What you return must match the records exactly, with every line included.

◆ ◆ ◆ ◆ ◆ ◆ ◆

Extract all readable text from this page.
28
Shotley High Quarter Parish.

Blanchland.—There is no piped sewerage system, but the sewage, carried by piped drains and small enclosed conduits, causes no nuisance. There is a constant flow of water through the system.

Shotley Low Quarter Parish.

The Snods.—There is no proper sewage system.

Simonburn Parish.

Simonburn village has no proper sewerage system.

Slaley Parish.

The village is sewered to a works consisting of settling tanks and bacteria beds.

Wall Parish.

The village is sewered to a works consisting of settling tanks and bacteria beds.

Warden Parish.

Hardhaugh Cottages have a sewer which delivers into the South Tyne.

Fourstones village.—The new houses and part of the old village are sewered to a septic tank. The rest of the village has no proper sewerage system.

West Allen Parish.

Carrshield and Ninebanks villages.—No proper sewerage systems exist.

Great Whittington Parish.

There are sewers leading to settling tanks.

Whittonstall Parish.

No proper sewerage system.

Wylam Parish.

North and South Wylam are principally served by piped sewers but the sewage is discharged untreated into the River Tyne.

◆ ◆ ◆ ◆ ◆ ◆ ◆

ANSWER SECTION:
Extract all readable text from this page.
28
Shotley High Quarter Parish.

Blanchland.—There is no piped sewerage system, but the sewage, carried by piped drains and small enclosed conduits, causes no nuisance. There is a constant flow of water through the system.

Shotley Low Quarter Parish.

The Snods.—There is no proper sewage system.

Simonburn Parish.

Simonburn village has no proper sewerage system.

Slaley Parish.

The village is sewered to a works consisting of settling tanks and bacteria beds.

Wall Parish.

The village is sewered to a works consisting of settling tanks and bacteria beds.

Warden Parish.

Hardhaugh Cottages have a sewer which delivers into the South Tyne.

Fourstones village.—The new houses and part of the old village are sewered to a septic tank. The rest of the village has no proper sewerage system.

West Allen Parish.

Carrshield and Ninebanks villages.—No proper sewerage systems exist.

Great Whittington Parish.

There are sewers leading to settling tanks.

Whittonstall Parish.

No proper sewerage system.

Wylam Parish.

North and South Wylam are principally served by piped sewers but the sewage is discharged untreated into the River Tyne.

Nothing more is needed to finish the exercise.